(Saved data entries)
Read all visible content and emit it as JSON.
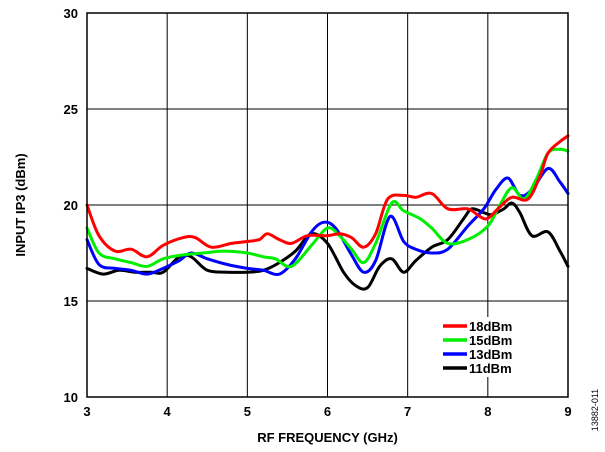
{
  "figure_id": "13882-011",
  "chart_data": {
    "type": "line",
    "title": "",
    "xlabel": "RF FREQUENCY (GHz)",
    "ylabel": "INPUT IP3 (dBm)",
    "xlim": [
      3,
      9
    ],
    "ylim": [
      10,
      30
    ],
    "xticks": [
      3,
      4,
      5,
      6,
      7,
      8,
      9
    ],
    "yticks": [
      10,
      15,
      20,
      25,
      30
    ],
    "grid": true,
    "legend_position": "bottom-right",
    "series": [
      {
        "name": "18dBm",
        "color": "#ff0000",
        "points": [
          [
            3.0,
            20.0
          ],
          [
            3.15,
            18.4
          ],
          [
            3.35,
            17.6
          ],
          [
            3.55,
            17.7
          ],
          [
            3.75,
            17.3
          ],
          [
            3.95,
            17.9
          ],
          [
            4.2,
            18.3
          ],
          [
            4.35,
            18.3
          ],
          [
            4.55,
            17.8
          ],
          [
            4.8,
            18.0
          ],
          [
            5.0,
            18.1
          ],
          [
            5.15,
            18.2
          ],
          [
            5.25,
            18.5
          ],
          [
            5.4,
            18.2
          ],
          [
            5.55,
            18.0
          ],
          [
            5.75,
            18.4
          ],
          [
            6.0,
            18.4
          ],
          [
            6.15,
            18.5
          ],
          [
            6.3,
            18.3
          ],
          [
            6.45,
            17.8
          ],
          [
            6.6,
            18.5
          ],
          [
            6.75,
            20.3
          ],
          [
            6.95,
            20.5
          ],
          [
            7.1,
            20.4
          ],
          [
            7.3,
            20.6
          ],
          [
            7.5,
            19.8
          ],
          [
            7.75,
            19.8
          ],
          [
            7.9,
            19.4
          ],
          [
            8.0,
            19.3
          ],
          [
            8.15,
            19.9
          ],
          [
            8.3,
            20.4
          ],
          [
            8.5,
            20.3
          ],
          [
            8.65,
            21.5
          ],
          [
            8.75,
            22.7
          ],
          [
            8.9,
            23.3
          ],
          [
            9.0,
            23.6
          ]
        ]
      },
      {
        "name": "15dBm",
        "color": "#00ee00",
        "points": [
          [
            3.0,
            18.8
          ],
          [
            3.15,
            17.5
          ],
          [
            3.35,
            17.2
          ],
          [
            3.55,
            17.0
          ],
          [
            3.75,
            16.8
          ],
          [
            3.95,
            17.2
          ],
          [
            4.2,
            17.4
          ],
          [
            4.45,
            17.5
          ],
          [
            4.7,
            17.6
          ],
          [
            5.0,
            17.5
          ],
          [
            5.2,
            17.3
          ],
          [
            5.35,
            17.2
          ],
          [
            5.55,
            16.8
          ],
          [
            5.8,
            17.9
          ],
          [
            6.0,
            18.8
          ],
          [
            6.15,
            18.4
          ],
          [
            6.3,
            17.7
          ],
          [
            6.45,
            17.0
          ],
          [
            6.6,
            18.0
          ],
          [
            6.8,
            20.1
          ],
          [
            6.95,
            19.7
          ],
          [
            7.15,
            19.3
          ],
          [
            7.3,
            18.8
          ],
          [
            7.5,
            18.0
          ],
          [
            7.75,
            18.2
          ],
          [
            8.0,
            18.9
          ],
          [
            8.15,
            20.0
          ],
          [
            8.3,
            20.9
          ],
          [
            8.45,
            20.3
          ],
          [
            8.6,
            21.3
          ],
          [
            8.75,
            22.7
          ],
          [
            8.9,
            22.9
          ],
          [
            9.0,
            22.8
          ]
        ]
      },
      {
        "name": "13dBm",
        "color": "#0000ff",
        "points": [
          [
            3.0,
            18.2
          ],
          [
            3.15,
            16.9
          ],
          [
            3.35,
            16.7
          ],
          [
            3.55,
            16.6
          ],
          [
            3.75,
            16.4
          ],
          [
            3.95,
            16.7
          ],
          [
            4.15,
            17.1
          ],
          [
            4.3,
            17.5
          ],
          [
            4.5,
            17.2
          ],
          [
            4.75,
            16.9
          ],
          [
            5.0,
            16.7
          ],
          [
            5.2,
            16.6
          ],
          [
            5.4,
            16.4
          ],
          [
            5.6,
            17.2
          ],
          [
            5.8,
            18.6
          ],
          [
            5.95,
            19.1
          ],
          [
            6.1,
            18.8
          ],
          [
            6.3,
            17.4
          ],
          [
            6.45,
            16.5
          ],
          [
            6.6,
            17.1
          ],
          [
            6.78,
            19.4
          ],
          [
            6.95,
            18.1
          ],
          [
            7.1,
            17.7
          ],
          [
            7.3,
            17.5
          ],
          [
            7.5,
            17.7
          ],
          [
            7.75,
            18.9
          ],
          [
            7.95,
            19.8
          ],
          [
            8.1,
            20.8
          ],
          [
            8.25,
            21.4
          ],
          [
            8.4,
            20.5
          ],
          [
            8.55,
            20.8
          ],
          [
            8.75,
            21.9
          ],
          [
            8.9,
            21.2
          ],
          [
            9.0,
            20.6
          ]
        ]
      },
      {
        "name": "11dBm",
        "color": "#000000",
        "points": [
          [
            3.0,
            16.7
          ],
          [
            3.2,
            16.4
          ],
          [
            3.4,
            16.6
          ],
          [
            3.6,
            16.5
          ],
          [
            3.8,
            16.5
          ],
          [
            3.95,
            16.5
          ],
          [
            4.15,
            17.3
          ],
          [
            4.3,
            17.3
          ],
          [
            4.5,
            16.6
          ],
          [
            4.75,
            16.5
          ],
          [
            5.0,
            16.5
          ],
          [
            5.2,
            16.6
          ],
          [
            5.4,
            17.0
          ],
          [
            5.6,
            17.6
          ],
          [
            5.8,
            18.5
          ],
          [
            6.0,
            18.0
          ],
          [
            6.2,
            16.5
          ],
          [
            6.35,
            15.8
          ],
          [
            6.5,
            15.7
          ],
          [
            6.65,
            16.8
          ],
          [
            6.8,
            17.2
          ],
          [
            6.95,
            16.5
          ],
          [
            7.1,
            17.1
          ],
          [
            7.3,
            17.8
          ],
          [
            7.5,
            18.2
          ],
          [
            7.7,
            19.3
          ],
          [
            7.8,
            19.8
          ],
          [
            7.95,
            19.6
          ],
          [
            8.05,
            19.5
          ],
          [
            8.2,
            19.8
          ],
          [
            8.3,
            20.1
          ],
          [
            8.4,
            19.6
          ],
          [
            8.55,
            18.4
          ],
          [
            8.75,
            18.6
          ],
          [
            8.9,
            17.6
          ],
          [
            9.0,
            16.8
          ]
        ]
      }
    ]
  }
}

* Written problem:
Go through the material above and print all of it exactly, except the pictures.

* Answer to this problem:
Read all visible content and emit it as JSON.
{
  "figure_id": "13882-011",
  "chart_data": {
    "type": "line",
    "title": "",
    "xlabel": "RF FREQUENCY (GHz)",
    "ylabel": "INPUT IP3 (dBm)",
    "xlim": [
      3,
      9
    ],
    "ylim": [
      10,
      30
    ],
    "xticks": [
      3,
      4,
      5,
      6,
      7,
      8,
      9
    ],
    "yticks": [
      10,
      15,
      20,
      25,
      30
    ],
    "grid": true,
    "legend_position": "bottom-right",
    "series": [
      {
        "name": "18dBm",
        "color": "#ff0000",
        "points": [
          [
            3.0,
            20.0
          ],
          [
            3.15,
            18.4
          ],
          [
            3.35,
            17.6
          ],
          [
            3.55,
            17.7
          ],
          [
            3.75,
            17.3
          ],
          [
            3.95,
            17.9
          ],
          [
            4.2,
            18.3
          ],
          [
            4.35,
            18.3
          ],
          [
            4.55,
            17.8
          ],
          [
            4.8,
            18.0
          ],
          [
            5.0,
            18.1
          ],
          [
            5.15,
            18.2
          ],
          [
            5.25,
            18.5
          ],
          [
            5.4,
            18.2
          ],
          [
            5.55,
            18.0
          ],
          [
            5.75,
            18.4
          ],
          [
            6.0,
            18.4
          ],
          [
            6.15,
            18.5
          ],
          [
            6.3,
            18.3
          ],
          [
            6.45,
            17.8
          ],
          [
            6.6,
            18.5
          ],
          [
            6.75,
            20.3
          ],
          [
            6.95,
            20.5
          ],
          [
            7.1,
            20.4
          ],
          [
            7.3,
            20.6
          ],
          [
            7.5,
            19.8
          ],
          [
            7.75,
            19.8
          ],
          [
            7.9,
            19.4
          ],
          [
            8.0,
            19.3
          ],
          [
            8.15,
            19.9
          ],
          [
            8.3,
            20.4
          ],
          [
            8.5,
            20.3
          ],
          [
            8.65,
            21.5
          ],
          [
            8.75,
            22.7
          ],
          [
            8.9,
            23.3
          ],
          [
            9.0,
            23.6
          ]
        ]
      },
      {
        "name": "15dBm",
        "color": "#00ee00",
        "points": [
          [
            3.0,
            18.8
          ],
          [
            3.15,
            17.5
          ],
          [
            3.35,
            17.2
          ],
          [
            3.55,
            17.0
          ],
          [
            3.75,
            16.8
          ],
          [
            3.95,
            17.2
          ],
          [
            4.2,
            17.4
          ],
          [
            4.45,
            17.5
          ],
          [
            4.7,
            17.6
          ],
          [
            5.0,
            17.5
          ],
          [
            5.2,
            17.3
          ],
          [
            5.35,
            17.2
          ],
          [
            5.55,
            16.8
          ],
          [
            5.8,
            17.9
          ],
          [
            6.0,
            18.8
          ],
          [
            6.15,
            18.4
          ],
          [
            6.3,
            17.7
          ],
          [
            6.45,
            17.0
          ],
          [
            6.6,
            18.0
          ],
          [
            6.8,
            20.1
          ],
          [
            6.95,
            19.7
          ],
          [
            7.15,
            19.3
          ],
          [
            7.3,
            18.8
          ],
          [
            7.5,
            18.0
          ],
          [
            7.75,
            18.2
          ],
          [
            8.0,
            18.9
          ],
          [
            8.15,
            20.0
          ],
          [
            8.3,
            20.9
          ],
          [
            8.45,
            20.3
          ],
          [
            8.6,
            21.3
          ],
          [
            8.75,
            22.7
          ],
          [
            8.9,
            22.9
          ],
          [
            9.0,
            22.8
          ]
        ]
      },
      {
        "name": "13dBm",
        "color": "#0000ff",
        "points": [
          [
            3.0,
            18.2
          ],
          [
            3.15,
            16.9
          ],
          [
            3.35,
            16.7
          ],
          [
            3.55,
            16.6
          ],
          [
            3.75,
            16.4
          ],
          [
            3.95,
            16.7
          ],
          [
            4.15,
            17.1
          ],
          [
            4.3,
            17.5
          ],
          [
            4.5,
            17.2
          ],
          [
            4.75,
            16.9
          ],
          [
            5.0,
            16.7
          ],
          [
            5.2,
            16.6
          ],
          [
            5.4,
            16.4
          ],
          [
            5.6,
            17.2
          ],
          [
            5.8,
            18.6
          ],
          [
            5.95,
            19.1
          ],
          [
            6.1,
            18.8
          ],
          [
            6.3,
            17.4
          ],
          [
            6.45,
            16.5
          ],
          [
            6.6,
            17.1
          ],
          [
            6.78,
            19.4
          ],
          [
            6.95,
            18.1
          ],
          [
            7.1,
            17.7
          ],
          [
            7.3,
            17.5
          ],
          [
            7.5,
            17.7
          ],
          [
            7.75,
            18.9
          ],
          [
            7.95,
            19.8
          ],
          [
            8.1,
            20.8
          ],
          [
            8.25,
            21.4
          ],
          [
            8.4,
            20.5
          ],
          [
            8.55,
            20.8
          ],
          [
            8.75,
            21.9
          ],
          [
            8.9,
            21.2
          ],
          [
            9.0,
            20.6
          ]
        ]
      },
      {
        "name": "11dBm",
        "color": "#000000",
        "points": [
          [
            3.0,
            16.7
          ],
          [
            3.2,
            16.4
          ],
          [
            3.4,
            16.6
          ],
          [
            3.6,
            16.5
          ],
          [
            3.8,
            16.5
          ],
          [
            3.95,
            16.5
          ],
          [
            4.15,
            17.3
          ],
          [
            4.3,
            17.3
          ],
          [
            4.5,
            16.6
          ],
          [
            4.75,
            16.5
          ],
          [
            5.0,
            16.5
          ],
          [
            5.2,
            16.6
          ],
          [
            5.4,
            17.0
          ],
          [
            5.6,
            17.6
          ],
          [
            5.8,
            18.5
          ],
          [
            6.0,
            18.0
          ],
          [
            6.2,
            16.5
          ],
          [
            6.35,
            15.8
          ],
          [
            6.5,
            15.7
          ],
          [
            6.65,
            16.8
          ],
          [
            6.8,
            17.2
          ],
          [
            6.95,
            16.5
          ],
          [
            7.1,
            17.1
          ],
          [
            7.3,
            17.8
          ],
          [
            7.5,
            18.2
          ],
          [
            7.7,
            19.3
          ],
          [
            7.8,
            19.8
          ],
          [
            7.95,
            19.6
          ],
          [
            8.05,
            19.5
          ],
          [
            8.2,
            19.8
          ],
          [
            8.3,
            20.1
          ],
          [
            8.4,
            19.6
          ],
          [
            8.55,
            18.4
          ],
          [
            8.75,
            18.6
          ],
          [
            8.9,
            17.6
          ],
          [
            9.0,
            16.8
          ]
        ]
      }
    ]
  }
}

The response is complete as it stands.